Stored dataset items
::::

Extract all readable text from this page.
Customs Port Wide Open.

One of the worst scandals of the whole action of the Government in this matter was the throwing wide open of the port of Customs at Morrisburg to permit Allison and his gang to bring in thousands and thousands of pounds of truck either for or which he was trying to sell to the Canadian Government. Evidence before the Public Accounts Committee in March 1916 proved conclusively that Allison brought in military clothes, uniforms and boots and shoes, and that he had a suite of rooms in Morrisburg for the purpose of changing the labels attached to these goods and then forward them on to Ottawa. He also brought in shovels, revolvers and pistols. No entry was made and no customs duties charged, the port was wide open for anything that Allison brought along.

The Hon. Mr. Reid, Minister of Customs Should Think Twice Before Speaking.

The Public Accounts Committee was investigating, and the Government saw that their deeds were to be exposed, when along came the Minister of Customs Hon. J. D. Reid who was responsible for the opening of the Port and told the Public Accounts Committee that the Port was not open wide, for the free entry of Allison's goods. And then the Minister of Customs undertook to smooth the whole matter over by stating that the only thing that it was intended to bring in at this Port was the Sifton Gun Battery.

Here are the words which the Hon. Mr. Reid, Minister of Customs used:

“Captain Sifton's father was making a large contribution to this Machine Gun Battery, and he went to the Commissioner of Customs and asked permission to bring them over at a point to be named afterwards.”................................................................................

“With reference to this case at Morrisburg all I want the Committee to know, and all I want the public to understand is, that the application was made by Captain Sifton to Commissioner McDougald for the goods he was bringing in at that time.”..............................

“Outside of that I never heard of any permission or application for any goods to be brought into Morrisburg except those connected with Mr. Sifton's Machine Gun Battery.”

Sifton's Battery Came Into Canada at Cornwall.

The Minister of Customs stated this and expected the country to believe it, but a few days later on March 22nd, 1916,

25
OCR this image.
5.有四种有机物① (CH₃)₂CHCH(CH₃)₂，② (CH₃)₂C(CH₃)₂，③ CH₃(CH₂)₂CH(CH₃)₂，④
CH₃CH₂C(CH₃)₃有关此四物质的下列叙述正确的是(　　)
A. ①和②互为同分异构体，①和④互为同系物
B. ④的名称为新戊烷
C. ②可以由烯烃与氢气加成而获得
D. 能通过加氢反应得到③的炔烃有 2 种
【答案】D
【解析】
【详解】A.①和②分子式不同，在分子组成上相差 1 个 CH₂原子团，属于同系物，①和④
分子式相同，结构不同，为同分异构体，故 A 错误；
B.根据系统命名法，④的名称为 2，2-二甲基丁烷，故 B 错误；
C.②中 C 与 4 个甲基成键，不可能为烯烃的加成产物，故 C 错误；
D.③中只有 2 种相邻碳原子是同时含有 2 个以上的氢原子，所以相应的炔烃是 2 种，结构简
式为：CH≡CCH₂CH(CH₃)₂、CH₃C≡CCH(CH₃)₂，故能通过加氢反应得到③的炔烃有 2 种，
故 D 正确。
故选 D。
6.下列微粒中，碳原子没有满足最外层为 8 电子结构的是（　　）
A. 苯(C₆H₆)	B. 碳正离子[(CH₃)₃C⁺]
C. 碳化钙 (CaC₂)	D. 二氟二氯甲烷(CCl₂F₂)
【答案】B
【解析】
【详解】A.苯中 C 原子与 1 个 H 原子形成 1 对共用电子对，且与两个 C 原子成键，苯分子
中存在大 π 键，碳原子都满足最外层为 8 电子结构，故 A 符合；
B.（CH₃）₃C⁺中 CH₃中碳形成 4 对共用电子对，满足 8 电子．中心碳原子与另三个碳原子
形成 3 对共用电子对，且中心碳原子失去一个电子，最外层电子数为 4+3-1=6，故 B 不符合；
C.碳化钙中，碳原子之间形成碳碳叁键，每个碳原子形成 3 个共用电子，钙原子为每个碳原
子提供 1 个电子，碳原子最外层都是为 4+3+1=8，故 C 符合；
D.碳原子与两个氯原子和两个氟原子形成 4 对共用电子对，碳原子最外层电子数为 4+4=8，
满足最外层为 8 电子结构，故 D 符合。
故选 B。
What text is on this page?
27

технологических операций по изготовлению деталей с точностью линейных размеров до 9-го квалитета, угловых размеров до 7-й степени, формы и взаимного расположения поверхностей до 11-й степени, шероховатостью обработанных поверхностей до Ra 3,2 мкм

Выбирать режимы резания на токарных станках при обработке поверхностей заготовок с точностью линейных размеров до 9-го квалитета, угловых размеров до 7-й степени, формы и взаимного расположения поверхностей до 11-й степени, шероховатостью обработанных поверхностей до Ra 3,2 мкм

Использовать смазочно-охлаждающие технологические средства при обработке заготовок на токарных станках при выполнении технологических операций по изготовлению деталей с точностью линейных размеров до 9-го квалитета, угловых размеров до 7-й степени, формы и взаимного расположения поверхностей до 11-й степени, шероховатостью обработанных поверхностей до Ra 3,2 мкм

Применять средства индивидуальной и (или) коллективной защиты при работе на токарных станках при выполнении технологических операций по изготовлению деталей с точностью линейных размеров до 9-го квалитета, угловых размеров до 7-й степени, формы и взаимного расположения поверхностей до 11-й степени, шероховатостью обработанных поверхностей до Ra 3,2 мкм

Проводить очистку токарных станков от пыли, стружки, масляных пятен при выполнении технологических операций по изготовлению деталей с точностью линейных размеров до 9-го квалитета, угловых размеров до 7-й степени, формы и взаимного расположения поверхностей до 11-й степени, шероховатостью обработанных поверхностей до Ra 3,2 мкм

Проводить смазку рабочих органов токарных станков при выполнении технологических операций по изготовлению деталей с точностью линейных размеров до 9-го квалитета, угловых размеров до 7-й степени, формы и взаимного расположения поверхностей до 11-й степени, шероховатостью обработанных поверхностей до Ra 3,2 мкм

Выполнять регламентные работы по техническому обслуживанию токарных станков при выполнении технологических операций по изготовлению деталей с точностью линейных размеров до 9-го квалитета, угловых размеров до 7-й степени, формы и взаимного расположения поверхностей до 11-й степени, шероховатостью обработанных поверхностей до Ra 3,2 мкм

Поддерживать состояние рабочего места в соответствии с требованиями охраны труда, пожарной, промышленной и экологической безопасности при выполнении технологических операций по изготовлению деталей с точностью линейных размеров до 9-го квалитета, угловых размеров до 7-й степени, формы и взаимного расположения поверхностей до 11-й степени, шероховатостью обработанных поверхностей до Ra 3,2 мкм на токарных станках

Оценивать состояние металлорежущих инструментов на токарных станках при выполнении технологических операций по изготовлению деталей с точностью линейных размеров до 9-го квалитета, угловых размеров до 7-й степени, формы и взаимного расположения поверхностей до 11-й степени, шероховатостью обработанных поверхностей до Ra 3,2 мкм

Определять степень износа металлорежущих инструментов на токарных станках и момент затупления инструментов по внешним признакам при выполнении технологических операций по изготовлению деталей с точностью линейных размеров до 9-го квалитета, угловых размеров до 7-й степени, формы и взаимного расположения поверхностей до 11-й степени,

::::

→ **WHAT IS BEING ASKED**
Write out the full listing, keeping every line exactly as it is.

→ **IN RESPONSE**
Extract all readable text from this page.
Customs Port Wide Open.

One of the worst scandals of the whole action of the Government in this matter was the throwing wide open of the port of Customs at Morrisburg to permit Allison and his gang to bring in thousands and thousands of pounds of truck either for or which he was trying to sell to the Canadian Government. Evidence before the Public Accounts Committee in March 1916 proved conclusively that Allison brought in military clothes, uniforms and boots and shoes, and that he had a suite of rooms in Morrisburg for the purpose of changing the labels attached to these goods and then forward them on to Ottawa. He also brought in shovels, revolvers and pistols. No entry was made and no customs duties charged, the port was wide open for anything that Allison brought along.

The Hon. Mr. Reid, Minister of Customs Should Think Twice Before Speaking.

The Public Accounts Committee was investigating, and the Government saw that their deeds were to be exposed, when along came the Minister of Customs Hon. J. D. Reid who was responsible for the opening of the Port and told the Public Accounts Committee that the Port was not open wide, for the free entry of Allison's goods. And then the Minister of Customs undertook to smooth the whole matter over by stating that the only thing that it was intended to bring in at this Port was the Sifton Gun Battery.

Here are the words which the Hon. Mr. Reid, Minister of Customs used:

“Captain Sifton's father was making a large contribution to this Machine Gun Battery, and he went to the Commissioner of Customs and asked permission to bring them over at a point to be named afterwards.”................................................................................

“With reference to this case at Morrisburg all I want the Committee to know, and all I want the public to understand is, that the application was made by Captain Sifton to Commissioner McDougald for the goods he was bringing in at that time.”..............................

“Outside of that I never heard of any permission or application for any goods to be brought into Morrisburg except those connected with Mr. Sifton's Machine Gun Battery.”

Sifton's Battery Came Into Canada at Cornwall.

The Minister of Customs stated this and expected the country to believe it, but a few days later on March 22nd, 1916,

25
OCR this image.
5.有四种有机物① (CH₃)₂CHCH(CH₃)₂，② (CH₃)₂C(CH₃)₂，③ CH₃(CH₂)₂CH(CH₃)₂，④
CH₃CH₂C(CH₃)₃有关此四物质的下列叙述正确的是(　　)
A. ①和②互为同分异构体，①和④互为同系物
B. ④的名称为新戊烷
C. ②可以由烯烃与氢气加成而获得
D. 能通过加氢反应得到③的炔烃有 2 种
【答案】D
【解析】
【详解】A.①和②分子式不同，在分子组成上相差 1 个 CH₂原子团，属于同系物，①和④
分子式相同，结构不同，为同分异构体，故 A 错误；
B.根据系统命名法，④的名称为 2，2-二甲基丁烷，故 B 错误；
C.②中 C 与 4 个甲基成键，不可能为烯烃的加成产物，故 C 错误；
D.③中只有 2 种相邻碳原子是同时含有 2 个以上的氢原子，所以相应的炔烃是 2 种，结构简
式为：CH≡CCH₂CH(CH₃)₂、CH₃C≡CCH(CH₃)₂，故能通过加氢反应得到③的炔烃有 2 种，
故 D 正确。
故选 D。
6.下列微粒中，碳原子没有满足最外层为 8 电子结构的是（　　）
A. 苯(C₆H₆)	B. 碳正离子[(CH₃)₃C⁺]
C. 碳化钙 (CaC₂)	D. 二氟二氯甲烷(CCl₂F₂)
【答案】B
【解析】
【详解】A.苯中 C 原子与 1 个 H 原子形成 1 对共用电子对，且与两个 C 原子成键，苯分子
中存在大 π 键，碳原子都满足最外层为 8 电子结构，故 A 符合；
B.（CH₃）₃C⁺中 CH₃中碳形成 4 对共用电子对，满足 8 电子．中心碳原子与另三个碳原子
形成 3 对共用电子对，且中心碳原子失去一个电子，最外层电子数为 4+3-1=6，故 B 不符合；
C.碳化钙中，碳原子之间形成碳碳叁键，每个碳原子形成 3 个共用电子，钙原子为每个碳原
子提供 1 个电子，碳原子最外层都是为 4+3+1=8，故 C 符合；
D.碳原子与两个氯原子和两个氟原子形成 4 对共用电子对，碳原子最外层电子数为 4+4=8，
满足最外层为 8 电子结构，故 D 符合。
故选 B。
What text is on this page?
27

технологических операций по изготовлению деталей с точностью линейных размеров до 9-го квалитета, угловых размеров до 7-й степени, формы и взаимного расположения поверхностей до 11-й степени, шероховатостью обработанных поверхностей до Ra 3,2 мкм

Выбирать режимы резания на токарных станках при обработке поверхностей заготовок с точностью линейных размеров до 9-го квалитета, угловых размеров до 7-й степени, формы и взаимного расположения поверхностей до 11-й степени, шероховатостью обработанных поверхностей до Ra 3,2 мкм

Использовать смазочно-охлаждающие технологические средства при обработке заготовок на токарных станках при выполнении технологических операций по изготовлению деталей с точностью линейных размеров до 9-го квалитета, угловых размеров до 7-й степени, формы и взаимного расположения поверхностей до 11-й степени, шероховатостью обработанных поверхностей до Ra 3,2 мкм

Применять средства индивидуальной и (или) коллективной защиты при работе на токарных станках при выполнении технологических операций по изготовлению деталей с точностью линейных размеров до 9-го квалитета, угловых размеров до 7-й степени, формы и взаимного расположения поверхностей до 11-й степени, шероховатостью обработанных поверхностей до Ra 3,2 мкм

Проводить очистку токарных станков от пыли, стружки, масляных пятен при выполнении технологических операций по изготовлению деталей с точностью линейных размеров до 9-го квалитета, угловых размеров до 7-й степени, формы и взаимного расположения поверхностей до 11-й степени, шероховатостью обработанных поверхностей до Ra 3,2 мкм

Проводить смазку рабочих органов токарных станков при выполнении технологических операций по изготовлению деталей с точностью линейных размеров до 9-го квалитета, угловых размеров до 7-й степени, формы и взаимного расположения поверхностей до 11-й степени, шероховатостью обработанных поверхностей до Ra 3,2 мкм

Выполнять регламентные работы по техническому обслуживанию токарных станков при выполнении технологических операций по изготовлению деталей с точностью линейных размеров до 9-го квалитета, угловых размеров до 7-й степени, формы и взаимного расположения поверхностей до 11-й степени, шероховатостью обработанных поверхностей до Ra 3,2 мкм

Поддерживать состояние рабочего места в соответствии с требованиями охраны труда, пожарной, промышленной и экологической безопасности при выполнении технологических операций по изготовлению деталей с точностью линейных размеров до 9-го квалитета, угловых размеров до 7-й степени, формы и взаимного расположения поверхностей до 11-й степени, шероховатостью обработанных поверхностей до Ra 3,2 мкм на токарных станках

Оценивать состояние металлорежущих инструментов на токарных станках при выполнении технологических операций по изготовлению деталей с точностью линейных размеров до 9-го квалитета, угловых размеров до 7-й степени, формы и взаимного расположения поверхностей до 11-й степени, шероховатостью обработанных поверхностей до Ra 3,2 мкм

Определять степень износа металлорежущих инструментов на токарных станках и момент затупления инструментов по внешним признакам при выполнении технологических операций по изготовлению деталей с точностью линейных размеров до 9-го квалитета, угловых размеров до 7-й степени, формы и взаимного расположения поверхностей до 11-й степени,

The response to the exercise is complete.